[Start Available data]

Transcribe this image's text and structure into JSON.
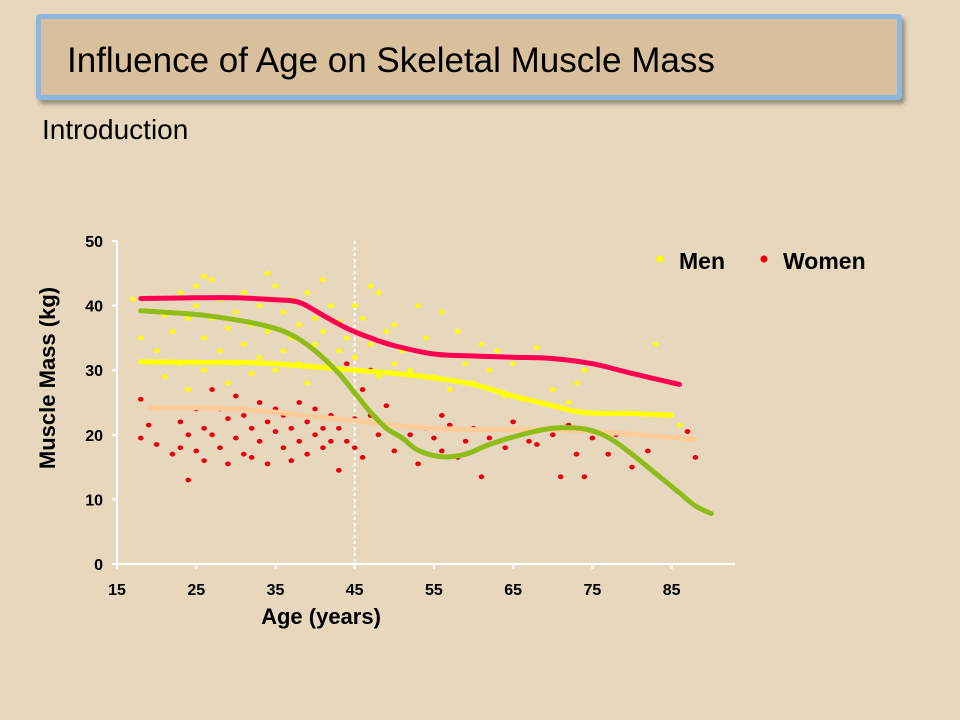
{
  "slide": {
    "title": "Influence of Age on Skeletal Muscle Mass",
    "subtitle": "Introduction"
  },
  "chart_data": {
    "type": "scatter",
    "xlabel": "Age (years)",
    "ylabel": "Muscle Mass (kg)",
    "xlim": [
      15,
      93
    ],
    "ylim": [
      0,
      50
    ],
    "xticks": [
      15,
      25,
      35,
      45,
      55,
      65,
      75,
      85
    ],
    "yticks": [
      0,
      10,
      20,
      30,
      40,
      50
    ],
    "reference_line_x": 45,
    "legend": {
      "placement": "top-right",
      "entries": [
        {
          "label": "Men",
          "color": "#ffff00"
        },
        {
          "label": "Women",
          "color": "#e8000a"
        }
      ]
    },
    "scatter_series": [
      {
        "name": "Men",
        "color": "#ffff00",
        "points": [
          [
            17,
            41
          ],
          [
            18,
            35
          ],
          [
            18,
            25.5
          ],
          [
            20,
            33
          ],
          [
            21,
            38.5
          ],
          [
            21,
            29
          ],
          [
            22,
            36
          ],
          [
            23,
            42
          ],
          [
            23,
            31
          ],
          [
            24,
            38
          ],
          [
            24,
            27
          ],
          [
            25,
            43
          ],
          [
            25,
            40
          ],
          [
            26,
            44.5
          ],
          [
            26,
            35
          ],
          [
            26,
            30
          ],
          [
            27,
            44
          ],
          [
            27,
            38
          ],
          [
            28,
            41
          ],
          [
            28,
            33
          ],
          [
            29,
            36.5
          ],
          [
            29,
            28
          ],
          [
            30,
            39
          ],
          [
            30,
            31
          ],
          [
            31,
            42
          ],
          [
            31,
            34
          ],
          [
            32,
            37
          ],
          [
            32,
            29.5
          ],
          [
            33,
            40
          ],
          [
            33,
            32
          ],
          [
            34,
            45
          ],
          [
            34,
            36
          ],
          [
            35,
            43
          ],
          [
            35,
            30
          ],
          [
            36,
            39
          ],
          [
            36,
            33
          ],
          [
            37,
            41
          ],
          [
            37,
            35
          ],
          [
            38,
            37
          ],
          [
            38,
            31
          ],
          [
            39,
            42
          ],
          [
            39,
            28
          ],
          [
            40,
            38
          ],
          [
            40,
            34
          ],
          [
            41,
            44
          ],
          [
            41,
            36
          ],
          [
            42,
            40
          ],
          [
            42,
            31
          ],
          [
            43,
            37.5
          ],
          [
            43,
            33
          ],
          [
            44,
            35
          ],
          [
            45,
            40
          ],
          [
            45,
            32
          ],
          [
            46,
            38
          ],
          [
            46,
            30
          ],
          [
            47,
            43
          ],
          [
            47,
            34
          ],
          [
            48,
            42
          ],
          [
            48,
            29
          ],
          [
            49,
            36
          ],
          [
            50,
            37
          ],
          [
            50,
            31
          ],
          [
            51,
            33
          ],
          [
            52,
            30
          ],
          [
            53,
            40
          ],
          [
            54,
            35
          ],
          [
            55,
            29
          ],
          [
            56,
            39
          ],
          [
            57,
            27
          ],
          [
            58,
            36
          ],
          [
            59,
            31
          ],
          [
            60,
            28
          ],
          [
            61,
            34
          ],
          [
            62,
            30
          ],
          [
            63,
            33
          ],
          [
            64,
            26
          ],
          [
            65,
            31
          ],
          [
            66,
            25.5
          ],
          [
            68,
            33.5
          ],
          [
            70,
            27
          ],
          [
            72,
            25
          ],
          [
            73,
            28
          ],
          [
            74,
            30
          ],
          [
            83,
            34
          ],
          [
            86,
            21.5
          ]
        ]
      },
      {
        "name": "Women",
        "color": "#e8000a",
        "points": [
          [
            18,
            25.5
          ],
          [
            18,
            19.5
          ],
          [
            19,
            21.5
          ],
          [
            20,
            18.5
          ],
          [
            22,
            17
          ],
          [
            23,
            22
          ],
          [
            23,
            18
          ],
          [
            24,
            13
          ],
          [
            24,
            20
          ],
          [
            25,
            24
          ],
          [
            25,
            17.5
          ],
          [
            26,
            21
          ],
          [
            26,
            16
          ],
          [
            27,
            27
          ],
          [
            27,
            20
          ],
          [
            28,
            24
          ],
          [
            28,
            18
          ],
          [
            29,
            22.5
          ],
          [
            29,
            15.5
          ],
          [
            30,
            26
          ],
          [
            30,
            19.5
          ],
          [
            31,
            23
          ],
          [
            31,
            17
          ],
          [
            32,
            21
          ],
          [
            32,
            16.5
          ],
          [
            33,
            25
          ],
          [
            33,
            19
          ],
          [
            34,
            22
          ],
          [
            34,
            15.5
          ],
          [
            35,
            20.5
          ],
          [
            35,
            24
          ],
          [
            36,
            18
          ],
          [
            36,
            23
          ],
          [
            37,
            21
          ],
          [
            37,
            16
          ],
          [
            38,
            25
          ],
          [
            38,
            19
          ],
          [
            39,
            22
          ],
          [
            39,
            17
          ],
          [
            40,
            24
          ],
          [
            40,
            20
          ],
          [
            41,
            21
          ],
          [
            41,
            18
          ],
          [
            42,
            23
          ],
          [
            42,
            19
          ],
          [
            43,
            14.5
          ],
          [
            43,
            21
          ],
          [
            44,
            31
          ],
          [
            44,
            19
          ],
          [
            45,
            22.5
          ],
          [
            45,
            18
          ],
          [
            46,
            27
          ],
          [
            46,
            16.5
          ],
          [
            47,
            23
          ],
          [
            47,
            30
          ],
          [
            48,
            20
          ],
          [
            49,
            24.5
          ],
          [
            50,
            17.5
          ],
          [
            52,
            20
          ],
          [
            53,
            15.5
          ],
          [
            54,
            21
          ],
          [
            55,
            19.5
          ],
          [
            56,
            23
          ],
          [
            56,
            17.5
          ],
          [
            57,
            21.5
          ],
          [
            58,
            16.5
          ],
          [
            59,
            19
          ],
          [
            60,
            21
          ],
          [
            61,
            13.5
          ],
          [
            62,
            19.5
          ],
          [
            64,
            18
          ],
          [
            65,
            22
          ],
          [
            67,
            19
          ],
          [
            68,
            18.5
          ],
          [
            70,
            20
          ],
          [
            71,
            13.5
          ],
          [
            72,
            21.5
          ],
          [
            73,
            17
          ],
          [
            74,
            13.5
          ],
          [
            75,
            19.5
          ],
          [
            77,
            17
          ],
          [
            78,
            20
          ],
          [
            80,
            15
          ],
          [
            82,
            17.5
          ],
          [
            87,
            20.5
          ],
          [
            88,
            16.5
          ]
        ]
      }
    ],
    "trend_series": [
      {
        "color": "#ff0050",
        "points": [
          [
            18,
            41.1
          ],
          [
            25,
            41.2
          ],
          [
            30,
            41.2
          ],
          [
            35,
            40.9
          ],
          [
            38,
            40.5
          ],
          [
            41,
            38.5
          ],
          [
            44,
            36.5
          ],
          [
            47,
            35
          ],
          [
            50,
            33.8
          ],
          [
            55,
            32.5
          ],
          [
            60,
            32.2
          ],
          [
            65,
            32
          ],
          [
            70,
            31.8
          ],
          [
            75,
            31
          ],
          [
            80,
            29.5
          ],
          [
            86,
            27.8
          ]
        ]
      },
      {
        "color": "#ffff00",
        "points": [
          [
            18,
            31.3
          ],
          [
            25,
            31.2
          ],
          [
            30,
            31.2
          ],
          [
            35,
            31
          ],
          [
            40,
            30.5
          ],
          [
            45,
            30
          ],
          [
            50,
            29.5
          ],
          [
            55,
            28.8
          ],
          [
            60,
            27.8
          ],
          [
            65,
            26
          ],
          [
            70,
            24.5
          ],
          [
            73,
            23.6
          ],
          [
            76,
            23.3
          ],
          [
            80,
            23.3
          ],
          [
            85,
            23
          ]
        ]
      },
      {
        "color": "#ffcc99",
        "points": [
          [
            19,
            24.2
          ],
          [
            25,
            24.2
          ],
          [
            30,
            24
          ],
          [
            35,
            23.5
          ],
          [
            40,
            22.8
          ],
          [
            45,
            22.2
          ],
          [
            50,
            21.5
          ],
          [
            55,
            21
          ],
          [
            60,
            20.8
          ],
          [
            65,
            20.8
          ],
          [
            70,
            20.8
          ],
          [
            75,
            20.5
          ],
          [
            80,
            20.1
          ],
          [
            85,
            19.6
          ],
          [
            88,
            19.3
          ]
        ]
      },
      {
        "color": "#8ebd1a",
        "points": [
          [
            18,
            39.2
          ],
          [
            22,
            38.9
          ],
          [
            26,
            38.5
          ],
          [
            30,
            37.8
          ],
          [
            34,
            36.8
          ],
          [
            37,
            35.5
          ],
          [
            40,
            33
          ],
          [
            43,
            29.5
          ],
          [
            45,
            26.5
          ],
          [
            47,
            23.5
          ],
          [
            49,
            21
          ],
          [
            51,
            19.5
          ],
          [
            53,
            17.6
          ],
          [
            56,
            16.6
          ],
          [
            59,
            17
          ],
          [
            62,
            18.5
          ],
          [
            66,
            20
          ],
          [
            70,
            21
          ],
          [
            74,
            20.9
          ],
          [
            77,
            19.6
          ],
          [
            80,
            17
          ],
          [
            83,
            14
          ],
          [
            86,
            11
          ],
          [
            88,
            9
          ],
          [
            90,
            7.8
          ]
        ]
      }
    ]
  }
}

[End Available data]

Task requirements » Check every line of the data, and copy the ones that contain "color".

Worked solution »
          "color": "#ffff00"
          "color": "#e8000a"
        "color": "#ffff00",
        "color": "#e8000a",
        "color": "#ff0050",
        "color": "#ffff00",
        "color": "#ffcc99",
        "color": "#8ebd1a",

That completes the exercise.